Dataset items
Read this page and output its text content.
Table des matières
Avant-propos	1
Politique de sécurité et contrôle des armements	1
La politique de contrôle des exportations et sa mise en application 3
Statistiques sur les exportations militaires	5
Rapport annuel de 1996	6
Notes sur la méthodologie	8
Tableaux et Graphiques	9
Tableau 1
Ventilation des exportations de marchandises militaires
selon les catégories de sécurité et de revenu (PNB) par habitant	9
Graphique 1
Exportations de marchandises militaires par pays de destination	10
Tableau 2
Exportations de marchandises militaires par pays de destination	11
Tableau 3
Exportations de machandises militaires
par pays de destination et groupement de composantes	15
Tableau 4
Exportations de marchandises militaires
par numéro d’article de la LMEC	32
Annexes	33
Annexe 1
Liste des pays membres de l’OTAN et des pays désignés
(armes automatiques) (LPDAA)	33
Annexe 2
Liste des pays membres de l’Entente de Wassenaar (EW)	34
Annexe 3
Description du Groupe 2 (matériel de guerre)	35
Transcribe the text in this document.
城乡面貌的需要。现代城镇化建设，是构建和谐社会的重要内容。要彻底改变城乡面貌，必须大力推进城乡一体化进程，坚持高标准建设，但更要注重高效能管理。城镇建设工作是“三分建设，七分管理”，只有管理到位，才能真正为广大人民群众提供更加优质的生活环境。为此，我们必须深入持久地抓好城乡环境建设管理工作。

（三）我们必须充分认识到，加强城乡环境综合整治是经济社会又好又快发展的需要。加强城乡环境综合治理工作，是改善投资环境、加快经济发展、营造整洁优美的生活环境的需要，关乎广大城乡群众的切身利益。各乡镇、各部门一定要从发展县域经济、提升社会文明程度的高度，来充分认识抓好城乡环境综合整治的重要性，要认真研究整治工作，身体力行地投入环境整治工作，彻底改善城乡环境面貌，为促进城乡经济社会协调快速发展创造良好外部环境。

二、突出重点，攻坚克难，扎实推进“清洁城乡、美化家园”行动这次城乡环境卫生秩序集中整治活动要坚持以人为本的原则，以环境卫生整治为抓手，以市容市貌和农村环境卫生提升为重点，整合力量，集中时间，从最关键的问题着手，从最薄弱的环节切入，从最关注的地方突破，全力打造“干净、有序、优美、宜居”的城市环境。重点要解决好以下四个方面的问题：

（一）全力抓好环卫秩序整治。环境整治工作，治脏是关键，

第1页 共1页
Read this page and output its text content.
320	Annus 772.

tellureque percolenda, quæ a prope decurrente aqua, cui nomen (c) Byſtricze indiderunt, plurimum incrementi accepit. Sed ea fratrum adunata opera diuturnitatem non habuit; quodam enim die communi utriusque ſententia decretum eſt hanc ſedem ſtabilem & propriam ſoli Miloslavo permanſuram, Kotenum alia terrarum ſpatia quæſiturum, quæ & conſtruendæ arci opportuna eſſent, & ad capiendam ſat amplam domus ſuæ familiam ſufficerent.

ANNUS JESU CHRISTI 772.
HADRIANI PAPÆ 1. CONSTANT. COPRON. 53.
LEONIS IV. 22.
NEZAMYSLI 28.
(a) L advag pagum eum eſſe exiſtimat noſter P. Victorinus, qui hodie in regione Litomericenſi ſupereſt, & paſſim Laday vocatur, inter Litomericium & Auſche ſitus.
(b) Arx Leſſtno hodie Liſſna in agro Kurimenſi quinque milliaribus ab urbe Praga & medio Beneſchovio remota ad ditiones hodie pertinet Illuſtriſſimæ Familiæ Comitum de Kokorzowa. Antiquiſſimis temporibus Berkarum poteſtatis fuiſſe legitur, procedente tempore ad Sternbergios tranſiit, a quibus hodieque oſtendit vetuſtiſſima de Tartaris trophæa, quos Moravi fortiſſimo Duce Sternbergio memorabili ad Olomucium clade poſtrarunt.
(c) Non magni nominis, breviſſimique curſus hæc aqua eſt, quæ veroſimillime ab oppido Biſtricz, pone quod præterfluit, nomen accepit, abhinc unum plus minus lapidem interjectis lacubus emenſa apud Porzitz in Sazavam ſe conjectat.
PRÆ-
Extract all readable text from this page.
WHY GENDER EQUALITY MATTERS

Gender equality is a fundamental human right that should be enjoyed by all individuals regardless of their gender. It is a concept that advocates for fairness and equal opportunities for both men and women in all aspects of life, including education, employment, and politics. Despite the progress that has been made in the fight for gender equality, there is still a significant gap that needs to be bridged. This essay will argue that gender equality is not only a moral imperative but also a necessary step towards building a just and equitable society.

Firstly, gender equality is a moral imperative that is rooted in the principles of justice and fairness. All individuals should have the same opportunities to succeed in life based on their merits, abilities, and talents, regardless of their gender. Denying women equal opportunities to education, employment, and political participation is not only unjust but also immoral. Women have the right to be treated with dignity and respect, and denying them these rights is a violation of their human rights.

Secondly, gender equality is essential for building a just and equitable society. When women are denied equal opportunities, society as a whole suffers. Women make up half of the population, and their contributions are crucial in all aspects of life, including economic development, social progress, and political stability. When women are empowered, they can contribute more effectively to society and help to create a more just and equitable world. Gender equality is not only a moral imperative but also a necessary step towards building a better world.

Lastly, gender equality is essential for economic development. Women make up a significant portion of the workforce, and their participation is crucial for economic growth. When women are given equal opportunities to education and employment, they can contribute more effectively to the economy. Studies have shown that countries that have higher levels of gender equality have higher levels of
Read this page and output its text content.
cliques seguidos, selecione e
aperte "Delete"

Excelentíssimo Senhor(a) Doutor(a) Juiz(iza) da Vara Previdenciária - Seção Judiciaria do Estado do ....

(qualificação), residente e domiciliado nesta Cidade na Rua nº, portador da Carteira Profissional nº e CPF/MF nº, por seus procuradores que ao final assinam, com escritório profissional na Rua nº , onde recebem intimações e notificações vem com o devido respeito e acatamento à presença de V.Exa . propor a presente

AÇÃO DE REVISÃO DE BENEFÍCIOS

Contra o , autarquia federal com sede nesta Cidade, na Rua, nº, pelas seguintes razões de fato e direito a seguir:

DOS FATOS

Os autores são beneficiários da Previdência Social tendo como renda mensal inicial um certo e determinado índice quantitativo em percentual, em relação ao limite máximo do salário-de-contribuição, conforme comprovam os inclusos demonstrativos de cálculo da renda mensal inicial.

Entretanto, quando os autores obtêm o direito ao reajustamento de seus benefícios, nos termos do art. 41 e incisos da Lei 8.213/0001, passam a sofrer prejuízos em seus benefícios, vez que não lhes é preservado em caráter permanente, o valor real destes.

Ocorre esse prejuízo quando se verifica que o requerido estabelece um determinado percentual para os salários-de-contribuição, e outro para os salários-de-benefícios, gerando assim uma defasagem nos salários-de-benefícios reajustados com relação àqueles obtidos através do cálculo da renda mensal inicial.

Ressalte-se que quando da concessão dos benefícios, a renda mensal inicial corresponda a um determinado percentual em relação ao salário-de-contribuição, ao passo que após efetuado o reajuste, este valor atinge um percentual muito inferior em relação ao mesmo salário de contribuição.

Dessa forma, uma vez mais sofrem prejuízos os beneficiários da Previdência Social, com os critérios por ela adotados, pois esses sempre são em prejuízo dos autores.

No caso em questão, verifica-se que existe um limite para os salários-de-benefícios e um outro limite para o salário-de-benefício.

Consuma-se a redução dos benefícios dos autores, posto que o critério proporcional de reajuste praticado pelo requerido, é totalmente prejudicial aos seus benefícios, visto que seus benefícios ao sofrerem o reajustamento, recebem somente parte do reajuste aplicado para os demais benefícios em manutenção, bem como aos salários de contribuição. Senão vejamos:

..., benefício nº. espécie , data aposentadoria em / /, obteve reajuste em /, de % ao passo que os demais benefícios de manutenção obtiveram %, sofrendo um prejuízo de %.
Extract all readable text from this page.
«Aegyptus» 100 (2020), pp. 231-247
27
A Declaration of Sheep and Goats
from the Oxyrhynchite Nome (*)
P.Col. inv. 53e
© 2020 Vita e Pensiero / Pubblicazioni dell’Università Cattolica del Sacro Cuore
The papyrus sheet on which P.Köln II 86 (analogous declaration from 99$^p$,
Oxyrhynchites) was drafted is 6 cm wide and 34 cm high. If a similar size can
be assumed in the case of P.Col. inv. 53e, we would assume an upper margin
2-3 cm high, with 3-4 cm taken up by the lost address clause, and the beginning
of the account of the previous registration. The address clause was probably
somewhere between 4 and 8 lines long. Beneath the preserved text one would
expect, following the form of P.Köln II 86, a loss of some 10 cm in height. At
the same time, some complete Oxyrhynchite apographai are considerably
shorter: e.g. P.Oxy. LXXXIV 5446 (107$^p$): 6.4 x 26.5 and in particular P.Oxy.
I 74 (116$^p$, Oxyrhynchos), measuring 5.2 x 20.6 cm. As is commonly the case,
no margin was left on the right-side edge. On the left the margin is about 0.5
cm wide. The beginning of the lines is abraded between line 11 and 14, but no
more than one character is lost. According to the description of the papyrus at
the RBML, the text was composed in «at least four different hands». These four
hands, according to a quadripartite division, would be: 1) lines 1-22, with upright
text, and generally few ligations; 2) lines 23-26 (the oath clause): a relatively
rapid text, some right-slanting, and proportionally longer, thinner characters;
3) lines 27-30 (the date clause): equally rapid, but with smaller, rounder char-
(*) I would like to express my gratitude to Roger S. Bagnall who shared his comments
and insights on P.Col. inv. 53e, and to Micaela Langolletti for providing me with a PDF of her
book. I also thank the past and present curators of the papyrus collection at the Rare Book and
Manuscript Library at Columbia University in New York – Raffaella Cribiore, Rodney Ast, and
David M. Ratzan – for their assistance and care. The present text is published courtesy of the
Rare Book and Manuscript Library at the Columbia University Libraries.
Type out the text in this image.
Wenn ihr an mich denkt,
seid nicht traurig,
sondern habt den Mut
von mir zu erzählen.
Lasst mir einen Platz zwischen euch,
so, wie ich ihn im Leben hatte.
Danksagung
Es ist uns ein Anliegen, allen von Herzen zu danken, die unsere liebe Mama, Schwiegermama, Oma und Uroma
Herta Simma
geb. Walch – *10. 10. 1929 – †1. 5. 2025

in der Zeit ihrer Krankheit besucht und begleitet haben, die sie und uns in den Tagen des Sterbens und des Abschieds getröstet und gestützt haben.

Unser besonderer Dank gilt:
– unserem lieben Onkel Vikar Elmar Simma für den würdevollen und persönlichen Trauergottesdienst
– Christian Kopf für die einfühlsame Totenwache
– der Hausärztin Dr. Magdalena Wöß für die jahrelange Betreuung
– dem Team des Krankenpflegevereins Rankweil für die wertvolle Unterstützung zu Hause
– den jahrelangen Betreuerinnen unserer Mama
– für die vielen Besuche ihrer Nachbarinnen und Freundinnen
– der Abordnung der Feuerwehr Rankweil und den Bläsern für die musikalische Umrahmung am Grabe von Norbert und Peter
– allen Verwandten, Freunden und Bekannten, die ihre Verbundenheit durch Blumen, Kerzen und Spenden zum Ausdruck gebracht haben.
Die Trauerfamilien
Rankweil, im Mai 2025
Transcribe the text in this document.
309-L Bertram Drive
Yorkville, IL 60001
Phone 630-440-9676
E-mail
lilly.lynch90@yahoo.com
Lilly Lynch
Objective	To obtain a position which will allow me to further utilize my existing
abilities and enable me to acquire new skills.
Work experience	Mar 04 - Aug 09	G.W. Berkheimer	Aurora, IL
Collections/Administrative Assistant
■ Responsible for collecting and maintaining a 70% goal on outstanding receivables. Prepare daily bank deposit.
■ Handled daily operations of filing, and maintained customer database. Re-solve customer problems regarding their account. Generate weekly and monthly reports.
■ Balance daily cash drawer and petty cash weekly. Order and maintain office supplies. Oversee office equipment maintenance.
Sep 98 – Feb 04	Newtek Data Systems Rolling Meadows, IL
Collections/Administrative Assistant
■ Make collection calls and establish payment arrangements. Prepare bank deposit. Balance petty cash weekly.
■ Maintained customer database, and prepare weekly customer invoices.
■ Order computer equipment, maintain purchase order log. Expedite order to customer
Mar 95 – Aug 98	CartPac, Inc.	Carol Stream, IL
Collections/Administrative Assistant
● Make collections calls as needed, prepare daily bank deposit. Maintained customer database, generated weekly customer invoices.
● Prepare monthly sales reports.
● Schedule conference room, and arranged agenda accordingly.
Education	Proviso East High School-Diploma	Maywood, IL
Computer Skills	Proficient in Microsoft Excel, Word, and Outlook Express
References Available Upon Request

Exercise brief :: Consider the entries above and return each line with the string "ihrer".

Result of this exercise ::
in der Zeit ihrer Krankheit besucht und begleitet haben, die sie und uns in den Tagen des Sterbens und des Abschieds getröstet und gestützt haben.
– für die vielen Besuche ihrer Nachbarinnen und Freundinnen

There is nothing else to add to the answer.